● **EXERCISE BRIEF**
Output all entries verbatim. Skip pictures.

● **DATA FOR THE TASK**

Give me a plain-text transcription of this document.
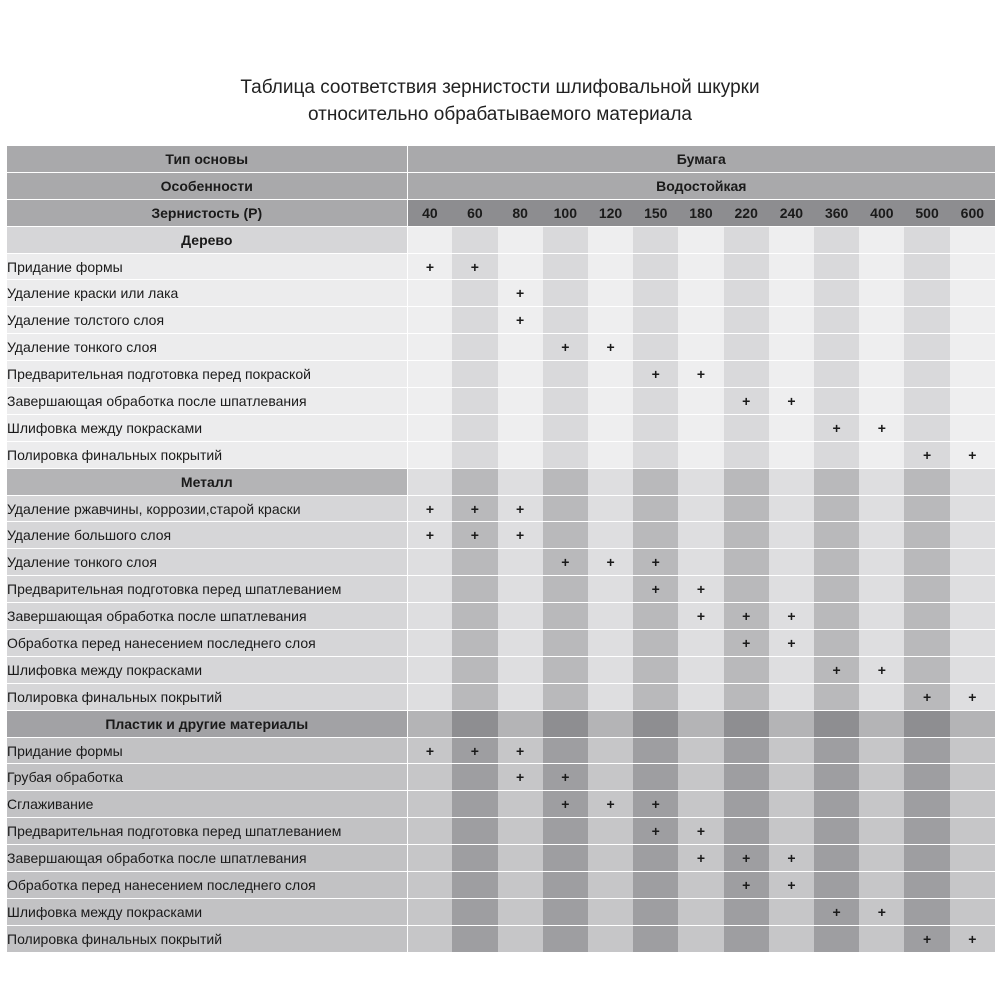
Таблица соответствия зернистости шлифовальной шкурки
относительно обрабатываемого материала
Тип основы	Бумага												
Особенности	Водостойкая												
Зернистость (Р)	40	60	80	100	120	150	180	220	240	360	400	500	600
Дерево													
Придание формы	+	+											
Удаление краски или лака			+										
Удаление толстого слоя			+										
Удаление тонкого слоя				+	+								
Предварительная подготовка перед покраской						+	+						
Завершающая обработка после шпатлевания								+	+				
Шлифовка между покрасками										+	+		
Полировка финальных покрытий												+	+
Металл													
Удаление ржавчины, коррозии,старой краски	+	+	+										
Удаление большого слоя	+	+	+										
Удаление тонкого слоя				+	+	+							
Предварительная подготовка перед шпатлеванием						+	+						
Завершающая обработка после шпатлевания							+	+	+				
Обработка перед нанесением последнего слоя								+	+				
Шлифовка между покрасками										+	+		
Полировка финальных покрытий												+	+
Пластик и другие материалы													
Придание формы	+	+	+										
Грубая обработка			+	+									
Сглаживание				+	+	+							
Предварительная подготовка перед шпатлеванием						+	+						
Завершающая обработка после шпатлевания							+	+	+				
Обработка перед нанесением последнего слоя								+	+				
Шлифовка между покрасками										+	+		
Полировка финальных покрытий												+	+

● **TASK RESPONSE**
Give me a plain-text transcription of this document.
Таблица соответствия зернистости шлифовальной шкурки
относительно обрабатываемого материала
Тип основы	Бумага												
Особенности	Водостойкая												
Зернистость (Р)	40	60	80	100	120	150	180	220	240	360	400	500	600
Дерево													
Придание формы	+	+											
Удаление краски или лака			+										
Удаление толстого слоя			+										
Удаление тонкого слоя				+	+								
Предварительная подготовка перед покраской						+	+						
Завершающая обработка после шпатлевания								+	+				
Шлифовка между покрасками										+	+		
Полировка финальных покрытий												+	+
Металл													
Удаление ржавчины, коррозии,старой краски	+	+	+										
Удаление большого слоя	+	+	+										
Удаление тонкого слоя				+	+	+							
Предварительная подготовка перед шпатлеванием						+	+						
Завершающая обработка после шпатлевания							+	+	+				
Обработка перед нанесением последнего слоя								+	+				
Шлифовка между покрасками										+	+		
Полировка финальных покрытий												+	+
Пластик и другие материалы													
Придание формы	+	+	+										
Грубая обработка			+	+									
Сглаживание				+	+	+							
Предварительная подготовка перед шпатлеванием						+	+						
Завершающая обработка после шпатлевания							+	+	+				
Обработка перед нанесением последнего слоя								+	+				
Шлифовка между покрасками										+	+		
Полировка финальных покрытий												+	+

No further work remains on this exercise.